### Work to complete
Each line containing the word "DePere" must be collected.

### Information shown
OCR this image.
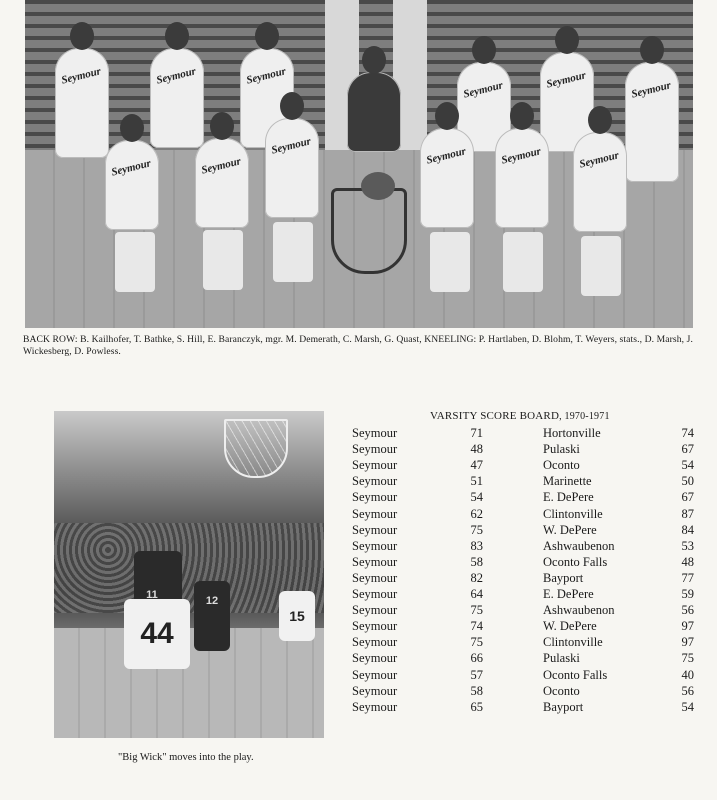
Seymour	Seymour	Seymour
Seymour	Seymour	Seymour
Seymour	Seymour
Seymour	Seymour	Seymour	Seymour
BACK ROW: B. Kailhofer, T. Bathke, S. Hill, E. Baranczyk, mgr. M. Demerath, C. Marsh, G. Quast, KNEELING: P. Hartlaben, D. Blohm, T. Weyers, stats., D. Marsh, J. Wickesberg, D. Powless.
44
15
12
11
"Big Wick" moves into the play.
VARSITY SCORE BOARD, 1970-1971
Seymour	71	Hortonville	74
Seymour	48	Pulaski	67
Seymour	47	Oconto	54
Seymour	51	Marinette	50
Seymour	54	E. DePere	67
Seymour	62	Clintonville	87
Seymour	75	W. DePere	84
Seymour	83	Ashwaubenon	53
Seymour	58	Oconto Falls	48
Seymour	82	Bayport	77
Seymour	64	E. DePere	59
Seymour	75	Ashwaubenon	56
Seymour	74	W. DePere	97
Seymour	75	Clintonville	97
Seymour	66	Pulaski	75
Seymour	57	Oconto Falls	40
Seymour	58	Oconto	56
Seymour	65	Bayport	54
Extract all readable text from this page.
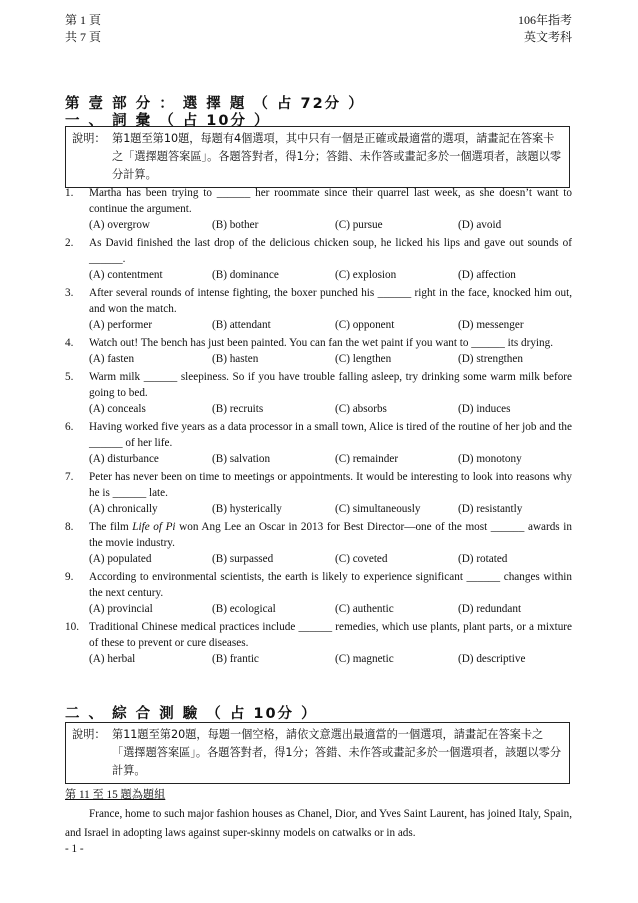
第 1 頁
共 7 頁
106年指考
英文考科
第 壹 部 分 ： 選 擇 題 （ 占 72分 ）
一 、 詞 彙 （ 占 10分 ）
說明： 第1題至第10題，每題有4個選項，其中只有一個是正確或最適當的選項，請畫記在答案卡之「選擇題答案區」。各題答對者，得1分；答錯、未作答或畫記多於一個選項者，該題以零分計算。
1.	Martha has been trying to ______ her roommate since their quarrel last week, as she doesn’t want to continue the argument.
(A) overgrow	(B) bother	(C) pursue	(D) avoid
2.	As David finished the last drop of the delicious chicken soup, he licked his lips and gave out sounds of ______.
(A) contentment	(B) dominance	(C) explosion	(D) affection
3.	After several rounds of intense fighting, the boxer punched his ______ right in the face, knocked him out, and won the match.
(A) performer	(B) attendant	(C) opponent	(D) messenger
4.	Watch out! The bench has just been painted. You can fan the wet paint if you want to ______ its drying.
(A) fasten	(B) hasten	(C) lengthen	(D) strengthen
5.	Warm milk ______ sleepiness. So if you have trouble falling asleep, try drinking some warm milk before going to bed.
(A) conceals	(B) recruits	(C) absorbs	(D) induces
6.	Having worked five years as a data processor in a small town, Alice is tired of the routine of her job and the ______ of her life.
(A) disturbance	(B) salvation	(C) remainder	(D) monotony
7.	Peter has never been on time to meetings or appointments. It would be interesting to look into reasons why he is ______ late.
(A) chronically	(B) hysterically	(C) simultaneously	(D) resistantly
8.	The film Life of Pi won Ang Lee an Oscar in 2013 for Best Director—one of the most ______ awards in the movie industry.
(A) populated	(B) surpassed	(C) coveted	(D) rotated
9.	According to environmental scientists, the earth is likely to experience significant ______ changes within the next century.
(A) provincial	(B) ecological	(C) authentic	(D) redundant
10. Traditional Chinese medical practices include ______ remedies, which use plants, plant parts, or a mixture of these to prevent or cure diseases.
(A) herbal	(B) frantic	(C) magnetic	(D) descriptive
二 、 綜 合 測 驗 （ 占 10分 ）
說明： 第11題至第20題，每題一個空格，請依文意選出最適當的一個選項，請畫記在答案卡之「選擇題答案區」。各題答對者，得1分；答錯、未作答或畫記多於一個選項者，該題以零分計算。
第 11 至 15 題為題組
France, home to such major fashion houses as Chanel, Dior, and Yves Saint Laurent, has joined Italy, Spain, and Israel in adopting laws against super-skinny models on catwalks or in ads.
- 1 -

### Answer in full
Seymour	54	E. DePere	67
Seymour	75	W. DePere	84
Seymour	64	E. DePere	59
Seymour	74	W. DePere	97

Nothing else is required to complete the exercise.